Problem statement
Locate each line holding the string "name" and copy it.

Extracted entries
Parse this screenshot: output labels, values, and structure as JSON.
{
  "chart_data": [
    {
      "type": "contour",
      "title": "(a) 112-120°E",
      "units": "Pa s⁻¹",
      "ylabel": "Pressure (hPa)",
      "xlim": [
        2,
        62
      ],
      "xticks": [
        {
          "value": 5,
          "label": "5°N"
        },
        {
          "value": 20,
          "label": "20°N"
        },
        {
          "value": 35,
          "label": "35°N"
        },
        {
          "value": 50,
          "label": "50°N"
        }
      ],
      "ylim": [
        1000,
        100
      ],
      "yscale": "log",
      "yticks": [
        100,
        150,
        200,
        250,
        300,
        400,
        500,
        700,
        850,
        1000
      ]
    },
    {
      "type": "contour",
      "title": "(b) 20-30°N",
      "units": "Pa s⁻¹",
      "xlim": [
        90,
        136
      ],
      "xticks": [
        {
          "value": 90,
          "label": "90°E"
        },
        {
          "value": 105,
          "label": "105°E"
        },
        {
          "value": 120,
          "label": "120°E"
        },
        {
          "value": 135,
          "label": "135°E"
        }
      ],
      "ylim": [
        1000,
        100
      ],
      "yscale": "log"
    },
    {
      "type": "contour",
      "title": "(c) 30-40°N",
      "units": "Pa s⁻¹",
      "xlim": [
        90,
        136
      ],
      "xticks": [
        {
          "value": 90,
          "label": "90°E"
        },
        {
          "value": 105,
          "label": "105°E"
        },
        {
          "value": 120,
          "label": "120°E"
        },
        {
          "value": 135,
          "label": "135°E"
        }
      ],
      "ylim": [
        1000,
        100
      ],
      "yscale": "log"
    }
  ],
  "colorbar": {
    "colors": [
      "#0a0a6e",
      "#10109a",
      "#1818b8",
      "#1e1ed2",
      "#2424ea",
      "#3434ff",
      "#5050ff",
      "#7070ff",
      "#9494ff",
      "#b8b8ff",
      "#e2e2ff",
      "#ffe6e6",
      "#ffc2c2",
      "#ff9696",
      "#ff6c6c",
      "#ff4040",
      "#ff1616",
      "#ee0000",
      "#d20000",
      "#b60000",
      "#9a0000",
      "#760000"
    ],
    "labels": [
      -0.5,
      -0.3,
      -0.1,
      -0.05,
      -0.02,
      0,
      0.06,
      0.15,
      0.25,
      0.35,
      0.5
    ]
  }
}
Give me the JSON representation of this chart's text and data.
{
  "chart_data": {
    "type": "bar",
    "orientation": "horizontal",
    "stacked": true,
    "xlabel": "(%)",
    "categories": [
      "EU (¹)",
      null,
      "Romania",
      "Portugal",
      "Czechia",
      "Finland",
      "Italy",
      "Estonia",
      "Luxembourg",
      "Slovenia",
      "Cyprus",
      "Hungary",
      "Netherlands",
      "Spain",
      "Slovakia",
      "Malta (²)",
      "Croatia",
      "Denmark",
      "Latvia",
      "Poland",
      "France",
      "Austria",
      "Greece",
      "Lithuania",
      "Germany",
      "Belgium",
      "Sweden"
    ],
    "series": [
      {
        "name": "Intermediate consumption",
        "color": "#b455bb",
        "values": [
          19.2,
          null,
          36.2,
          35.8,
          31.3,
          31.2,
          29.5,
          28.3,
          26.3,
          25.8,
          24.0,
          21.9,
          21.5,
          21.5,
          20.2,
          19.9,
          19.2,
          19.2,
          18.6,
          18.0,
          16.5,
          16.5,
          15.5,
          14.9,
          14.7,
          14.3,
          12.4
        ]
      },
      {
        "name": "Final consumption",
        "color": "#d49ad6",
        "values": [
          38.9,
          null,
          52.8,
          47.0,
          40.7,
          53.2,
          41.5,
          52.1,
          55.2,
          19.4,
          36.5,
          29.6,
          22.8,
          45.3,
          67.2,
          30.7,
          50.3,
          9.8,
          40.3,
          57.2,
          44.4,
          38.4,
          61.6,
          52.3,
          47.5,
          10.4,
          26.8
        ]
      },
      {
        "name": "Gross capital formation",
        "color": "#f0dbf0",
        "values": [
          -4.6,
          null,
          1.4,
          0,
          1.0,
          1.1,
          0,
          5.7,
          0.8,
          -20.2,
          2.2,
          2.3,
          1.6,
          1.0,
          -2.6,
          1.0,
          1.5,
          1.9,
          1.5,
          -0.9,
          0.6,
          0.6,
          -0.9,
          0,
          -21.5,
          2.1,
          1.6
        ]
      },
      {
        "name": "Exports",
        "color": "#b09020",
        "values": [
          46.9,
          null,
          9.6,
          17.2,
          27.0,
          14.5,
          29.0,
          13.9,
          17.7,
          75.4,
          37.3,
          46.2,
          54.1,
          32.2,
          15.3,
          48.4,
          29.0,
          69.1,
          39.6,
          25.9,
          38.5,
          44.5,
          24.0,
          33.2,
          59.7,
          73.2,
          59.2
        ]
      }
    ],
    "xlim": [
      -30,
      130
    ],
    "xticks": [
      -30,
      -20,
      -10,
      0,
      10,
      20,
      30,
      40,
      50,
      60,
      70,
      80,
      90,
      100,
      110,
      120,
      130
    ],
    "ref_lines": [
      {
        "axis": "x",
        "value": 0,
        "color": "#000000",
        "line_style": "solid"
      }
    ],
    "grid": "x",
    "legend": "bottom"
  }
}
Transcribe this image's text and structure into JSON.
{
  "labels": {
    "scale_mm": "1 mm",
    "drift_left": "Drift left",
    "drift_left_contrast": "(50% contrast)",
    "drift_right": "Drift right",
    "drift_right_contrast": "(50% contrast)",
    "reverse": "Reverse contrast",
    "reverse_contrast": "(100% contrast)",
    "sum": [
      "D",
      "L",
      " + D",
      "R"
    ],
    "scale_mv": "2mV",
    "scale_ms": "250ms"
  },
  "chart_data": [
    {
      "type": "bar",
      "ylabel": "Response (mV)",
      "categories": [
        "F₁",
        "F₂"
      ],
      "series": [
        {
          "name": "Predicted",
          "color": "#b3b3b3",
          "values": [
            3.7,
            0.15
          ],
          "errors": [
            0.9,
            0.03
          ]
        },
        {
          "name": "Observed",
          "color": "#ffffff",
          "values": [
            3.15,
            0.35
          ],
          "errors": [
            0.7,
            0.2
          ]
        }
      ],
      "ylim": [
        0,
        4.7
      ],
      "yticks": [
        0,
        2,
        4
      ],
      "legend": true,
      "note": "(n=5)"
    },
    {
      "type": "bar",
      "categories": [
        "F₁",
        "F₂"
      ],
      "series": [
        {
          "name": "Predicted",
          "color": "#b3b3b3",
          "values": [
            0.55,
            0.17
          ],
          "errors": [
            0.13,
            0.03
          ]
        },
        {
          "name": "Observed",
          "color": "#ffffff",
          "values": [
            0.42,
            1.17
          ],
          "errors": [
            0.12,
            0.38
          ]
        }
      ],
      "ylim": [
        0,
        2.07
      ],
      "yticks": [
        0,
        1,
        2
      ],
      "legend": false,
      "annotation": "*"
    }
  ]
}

Task answer
        "name": "Intermediate consumption",
        "name": "Final consumption",
        "name": "Gross capital formation",
        "name": "Exports",
          "name": "Predicted",
          "name": "Observed",
          "name": "Predicted",
          "name": "Observed",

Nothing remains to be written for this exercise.